◆ **Problem requirements**
Extract each line from the entries below that has the string "page" in it.

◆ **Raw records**

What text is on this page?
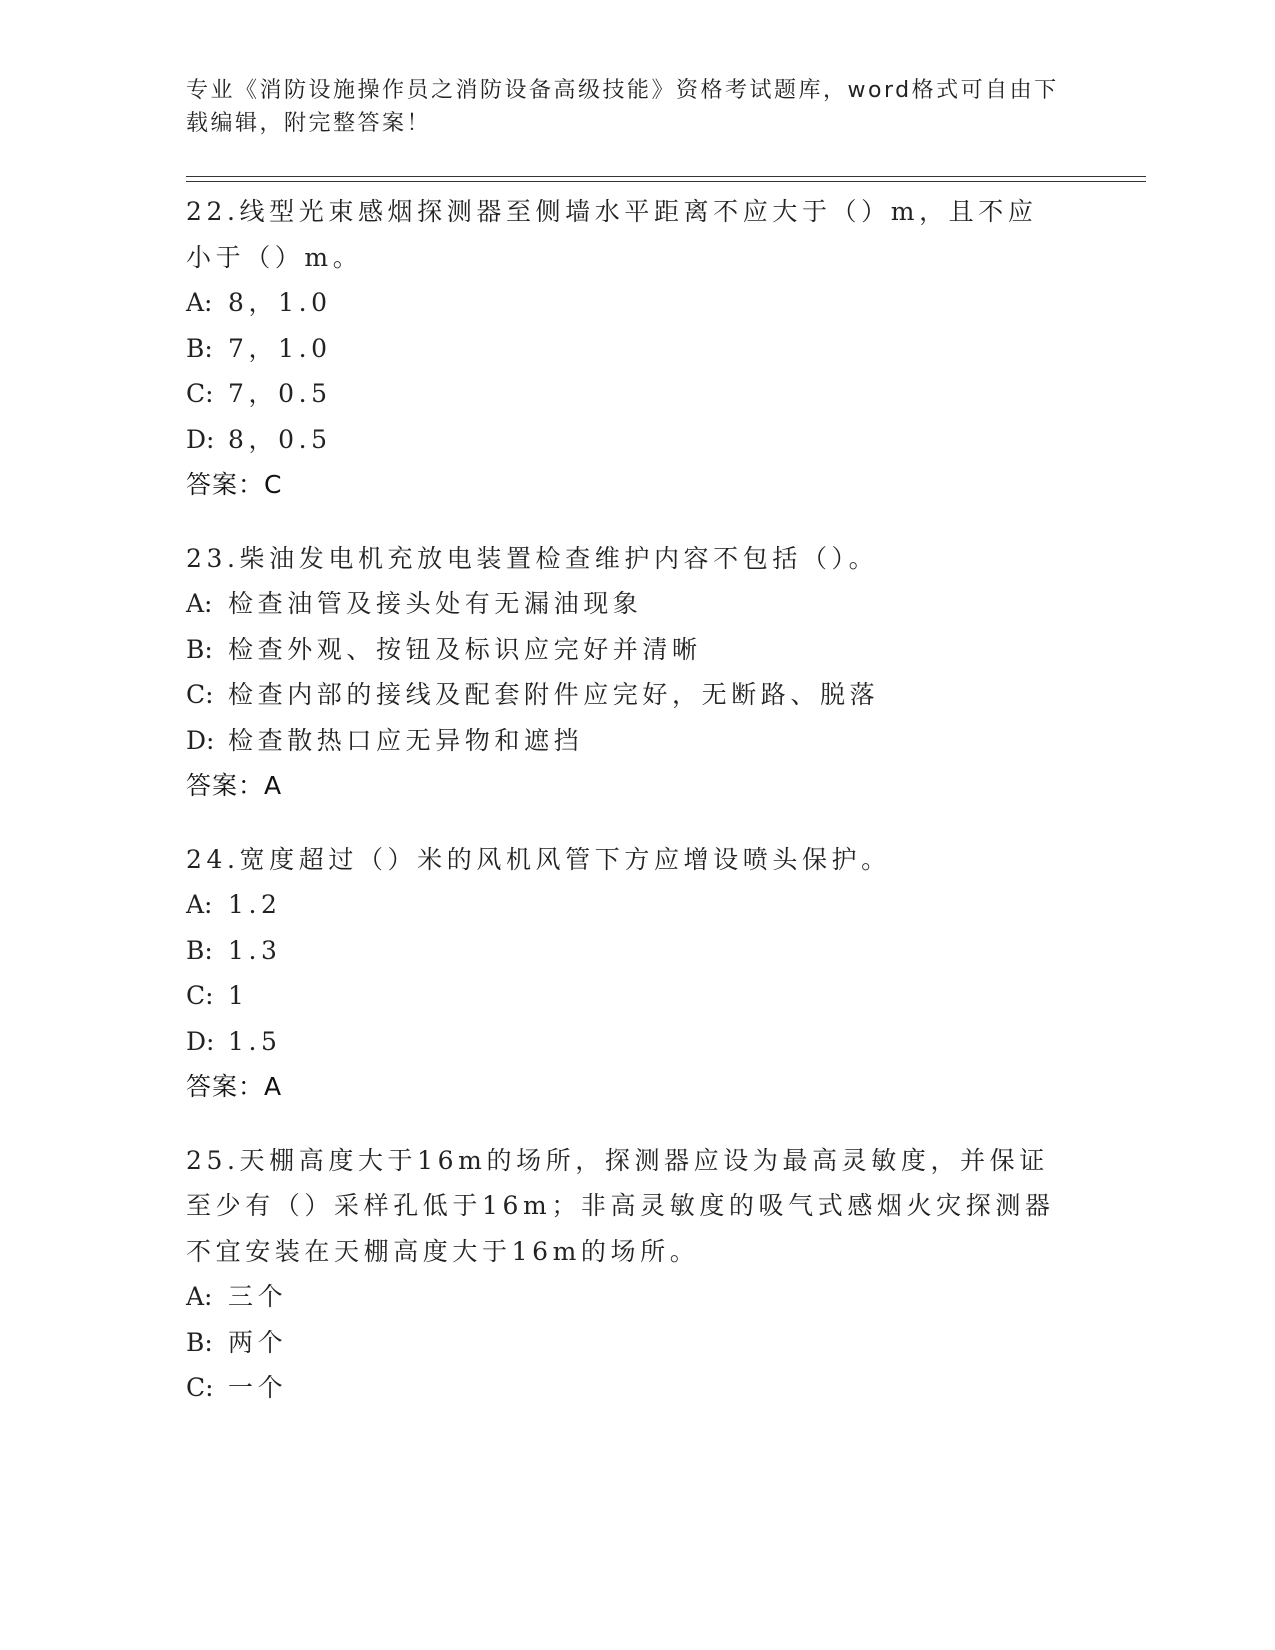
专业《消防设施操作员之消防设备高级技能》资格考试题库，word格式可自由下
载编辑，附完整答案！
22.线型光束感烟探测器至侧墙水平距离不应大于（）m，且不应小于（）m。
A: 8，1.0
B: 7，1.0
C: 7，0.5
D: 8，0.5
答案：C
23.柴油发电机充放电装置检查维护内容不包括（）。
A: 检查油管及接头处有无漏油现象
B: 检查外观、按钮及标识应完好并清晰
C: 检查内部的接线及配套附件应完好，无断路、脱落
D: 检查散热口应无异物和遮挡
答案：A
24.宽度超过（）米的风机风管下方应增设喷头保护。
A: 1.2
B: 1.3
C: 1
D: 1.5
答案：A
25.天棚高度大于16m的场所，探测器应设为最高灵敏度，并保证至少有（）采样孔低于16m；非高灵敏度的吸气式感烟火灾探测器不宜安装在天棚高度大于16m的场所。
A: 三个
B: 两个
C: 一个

---

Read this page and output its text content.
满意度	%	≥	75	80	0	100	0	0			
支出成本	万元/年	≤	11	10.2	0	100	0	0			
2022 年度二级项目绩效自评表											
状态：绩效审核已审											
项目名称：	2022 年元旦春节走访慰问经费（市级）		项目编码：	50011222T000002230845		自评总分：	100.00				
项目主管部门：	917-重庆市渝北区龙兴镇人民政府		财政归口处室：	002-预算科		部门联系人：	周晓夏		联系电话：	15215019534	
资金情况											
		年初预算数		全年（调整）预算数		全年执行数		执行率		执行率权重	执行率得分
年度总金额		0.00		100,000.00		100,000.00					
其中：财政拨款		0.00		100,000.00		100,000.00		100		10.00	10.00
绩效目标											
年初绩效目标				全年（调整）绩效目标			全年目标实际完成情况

◆ **The output**
What text is on this page?
Read this page and output its text content.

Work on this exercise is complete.